Records contained in a dataset:
* Begin *

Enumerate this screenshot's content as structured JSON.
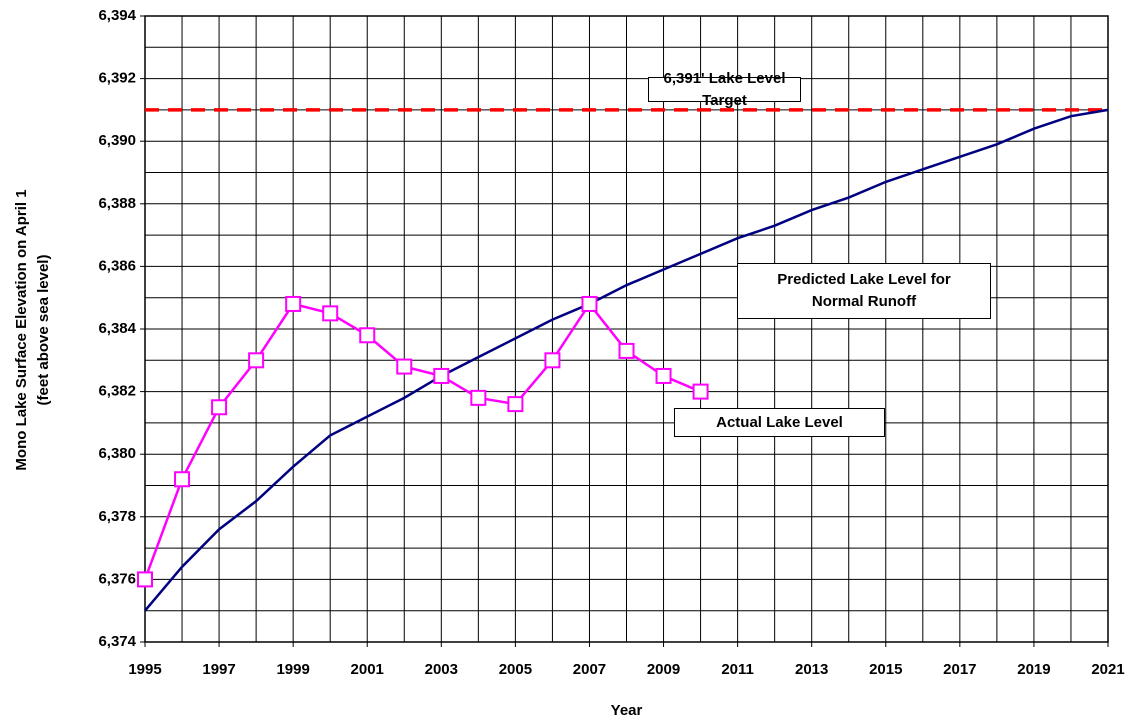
{
  "chart_data": {
    "type": "line",
    "xlabel": "Year",
    "ylabel": [
      "Mono Lake Surface Elevation on April 1",
      "(feet above sea level)"
    ],
    "xlim": [
      1995,
      2021
    ],
    "xticks": [
      1995,
      1997,
      1999,
      2001,
      2003,
      2005,
      2007,
      2009,
      2011,
      2013,
      2015,
      2017,
      2019,
      2021
    ],
    "xminor_ticks": [
      1996,
      1998,
      2000,
      2002,
      2004,
      2006,
      2008,
      2010,
      2012,
      2014,
      2016,
      2018,
      2020
    ],
    "ylim": [
      6374,
      6394
    ],
    "yticks": [
      {
        "value": 6374,
        "label": "6,374"
      },
      {
        "value": 6376,
        "label": "6,376"
      },
      {
        "value": 6378,
        "label": "6,378"
      },
      {
        "value": 6380,
        "label": "6,380"
      },
      {
        "value": 6382,
        "label": "6,382"
      },
      {
        "value": 6384,
        "label": "6,384"
      },
      {
        "value": 6386,
        "label": "6,386"
      },
      {
        "value": 6388,
        "label": "6,388"
      },
      {
        "value": 6390,
        "label": "6,390"
      },
      {
        "value": 6392,
        "label": "6,392"
      },
      {
        "value": 6394,
        "label": "6,394"
      }
    ],
    "yminor_ticks": [
      6375,
      6377,
      6379,
      6381,
      6383,
      6385,
      6387,
      6389,
      6391,
      6393
    ],
    "grid": true,
    "reference_line": {
      "value": 6391,
      "color": "#ff0000",
      "label": "6,391' Lake Level Target"
    },
    "series": [
      {
        "name": "Predicted Lake Level for Normal Runoff",
        "color": "#000080",
        "marker": false,
        "x": [
          1995,
          1996,
          1997,
          1998,
          1999,
          2000,
          2001,
          2002,
          2003,
          2004,
          2005,
          2006,
          2007,
          2008,
          2009,
          2010,
          2011,
          2012,
          2013,
          2014,
          2015,
          2016,
          2017,
          2018,
          2019,
          2020,
          2021
        ],
        "values": [
          6375.0,
          6376.4,
          6377.6,
          6378.5,
          6379.6,
          6380.6,
          6381.2,
          6381.8,
          6382.5,
          6383.1,
          6383.7,
          6384.3,
          6384.8,
          6385.4,
          6385.9,
          6386.4,
          6386.9,
          6387.3,
          6387.8,
          6388.2,
          6388.7,
          6389.1,
          6389.5,
          6389.9,
          6390.4,
          6390.8,
          6391.0
        ]
      },
      {
        "name": "Actual Lake Level",
        "color": "#ff00ff",
        "marker": true,
        "x": [
          1995,
          1996,
          1997,
          1998,
          1999,
          2000,
          2001,
          2002,
          2003,
          2004,
          2005,
          2006,
          2007,
          2008,
          2009,
          2010
        ],
        "values": [
          6376.0,
          6379.2,
          6381.5,
          6383.0,
          6384.8,
          6384.5,
          6383.8,
          6382.8,
          6382.5,
          6381.8,
          6381.6,
          6383.0,
          6384.8,
          6383.3,
          6382.5,
          6382.0
        ]
      }
    ]
  }
}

* End *

Required task
Retype the whole listing exactly and leave the pictures out.

The response
Enumerate this screenshot's content as structured JSON.
{
  "chart_data": {
    "type": "line",
    "xlabel": "Year",
    "ylabel": [
      "Mono Lake Surface Elevation on April 1",
      "(feet above sea level)"
    ],
    "xlim": [
      1995,
      2021
    ],
    "xticks": [
      1995,
      1997,
      1999,
      2001,
      2003,
      2005,
      2007,
      2009,
      2011,
      2013,
      2015,
      2017,
      2019,
      2021
    ],
    "xminor_ticks": [
      1996,
      1998,
      2000,
      2002,
      2004,
      2006,
      2008,
      2010,
      2012,
      2014,
      2016,
      2018,
      2020
    ],
    "ylim": [
      6374,
      6394
    ],
    "yticks": [
      {
        "value": 6374,
        "label": "6,374"
      },
      {
        "value": 6376,
        "label": "6,376"
      },
      {
        "value": 6378,
        "label": "6,378"
      },
      {
        "value": 6380,
        "label": "6,380"
      },
      {
        "value": 6382,
        "label": "6,382"
      },
      {
        "value": 6384,
        "label": "6,384"
      },
      {
        "value": 6386,
        "label": "6,386"
      },
      {
        "value": 6388,
        "label": "6,388"
      },
      {
        "value": 6390,
        "label": "6,390"
      },
      {
        "value": 6392,
        "label": "6,392"
      },
      {
        "value": 6394,
        "label": "6,394"
      }
    ],
    "yminor_ticks": [
      6375,
      6377,
      6379,
      6381,
      6383,
      6385,
      6387,
      6389,
      6391,
      6393
    ],
    "grid": true,
    "reference_line": {
      "value": 6391,
      "color": "#ff0000",
      "label": "6,391' Lake Level Target"
    },
    "series": [
      {
        "name": "Predicted Lake Level for Normal Runoff",
        "color": "#000080",
        "marker": false,
        "x": [
          1995,
          1996,
          1997,
          1998,
          1999,
          2000,
          2001,
          2002,
          2003,
          2004,
          2005,
          2006,
          2007,
          2008,
          2009,
          2010,
          2011,
          2012,
          2013,
          2014,
          2015,
          2016,
          2017,
          2018,
          2019,
          2020,
          2021
        ],
        "values": [
          6375.0,
          6376.4,
          6377.6,
          6378.5,
          6379.6,
          6380.6,
          6381.2,
          6381.8,
          6382.5,
          6383.1,
          6383.7,
          6384.3,
          6384.8,
          6385.4,
          6385.9,
          6386.4,
          6386.9,
          6387.3,
          6387.8,
          6388.2,
          6388.7,
          6389.1,
          6389.5,
          6389.9,
          6390.4,
          6390.8,
          6391.0
        ]
      },
      {
        "name": "Actual Lake Level",
        "color": "#ff00ff",
        "marker": true,
        "x": [
          1995,
          1996,
          1997,
          1998,
          1999,
          2000,
          2001,
          2002,
          2003,
          2004,
          2005,
          2006,
          2007,
          2008,
          2009,
          2010
        ],
        "values": [
          6376.0,
          6379.2,
          6381.5,
          6383.0,
          6384.8,
          6384.5,
          6383.8,
          6382.8,
          6382.5,
          6381.8,
          6381.6,
          6383.0,
          6384.8,
          6383.3,
          6382.5,
          6382.0
        ]
      }
    ]
  }
}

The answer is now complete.